RECORDS:
------------

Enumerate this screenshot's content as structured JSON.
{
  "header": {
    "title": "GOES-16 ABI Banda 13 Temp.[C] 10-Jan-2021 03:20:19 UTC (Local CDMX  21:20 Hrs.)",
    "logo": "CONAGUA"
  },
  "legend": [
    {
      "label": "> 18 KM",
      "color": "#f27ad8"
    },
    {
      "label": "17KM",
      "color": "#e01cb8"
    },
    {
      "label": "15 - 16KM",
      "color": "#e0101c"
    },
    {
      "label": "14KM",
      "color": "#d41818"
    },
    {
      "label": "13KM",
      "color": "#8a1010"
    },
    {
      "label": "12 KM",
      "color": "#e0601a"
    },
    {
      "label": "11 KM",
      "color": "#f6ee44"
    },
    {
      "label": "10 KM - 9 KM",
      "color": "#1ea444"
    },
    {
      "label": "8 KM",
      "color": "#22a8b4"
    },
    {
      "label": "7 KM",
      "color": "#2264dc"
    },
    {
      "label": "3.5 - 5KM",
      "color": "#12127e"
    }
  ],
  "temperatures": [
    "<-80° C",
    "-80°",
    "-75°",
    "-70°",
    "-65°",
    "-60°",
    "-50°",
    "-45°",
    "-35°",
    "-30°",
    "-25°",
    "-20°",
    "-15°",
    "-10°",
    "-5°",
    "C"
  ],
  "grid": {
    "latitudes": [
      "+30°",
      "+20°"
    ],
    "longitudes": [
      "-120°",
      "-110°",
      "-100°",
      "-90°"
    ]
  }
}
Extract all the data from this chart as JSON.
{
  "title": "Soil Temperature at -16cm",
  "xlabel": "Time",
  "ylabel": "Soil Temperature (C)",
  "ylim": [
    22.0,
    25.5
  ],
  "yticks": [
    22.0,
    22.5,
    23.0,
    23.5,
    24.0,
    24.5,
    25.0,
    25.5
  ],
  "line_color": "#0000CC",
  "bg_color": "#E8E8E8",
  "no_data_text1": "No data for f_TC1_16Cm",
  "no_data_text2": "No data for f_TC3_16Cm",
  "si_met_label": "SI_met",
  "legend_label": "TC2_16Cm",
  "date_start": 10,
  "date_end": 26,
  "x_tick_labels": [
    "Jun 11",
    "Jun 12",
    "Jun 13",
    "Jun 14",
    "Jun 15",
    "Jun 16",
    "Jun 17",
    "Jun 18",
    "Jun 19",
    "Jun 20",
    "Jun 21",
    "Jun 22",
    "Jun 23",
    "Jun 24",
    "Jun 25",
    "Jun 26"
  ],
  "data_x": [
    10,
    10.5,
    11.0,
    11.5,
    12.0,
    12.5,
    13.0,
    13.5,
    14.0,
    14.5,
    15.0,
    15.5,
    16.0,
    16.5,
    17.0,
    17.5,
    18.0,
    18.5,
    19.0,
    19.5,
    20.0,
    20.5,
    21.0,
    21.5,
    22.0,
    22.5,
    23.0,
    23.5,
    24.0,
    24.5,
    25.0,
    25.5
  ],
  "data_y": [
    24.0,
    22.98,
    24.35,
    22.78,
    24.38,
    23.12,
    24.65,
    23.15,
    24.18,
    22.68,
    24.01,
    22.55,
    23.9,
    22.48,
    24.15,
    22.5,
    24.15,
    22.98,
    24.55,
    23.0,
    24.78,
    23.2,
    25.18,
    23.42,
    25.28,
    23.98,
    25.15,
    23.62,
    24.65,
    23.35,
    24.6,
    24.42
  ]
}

------------

DESCRIPTION OF THE TASK: Go through the records above, find every line with the word "this", and list those lines.

COMPLETE OUTPUT:
Enumerate this screenshot's content as structured JSON.
Extract all the data from this chart as JSON.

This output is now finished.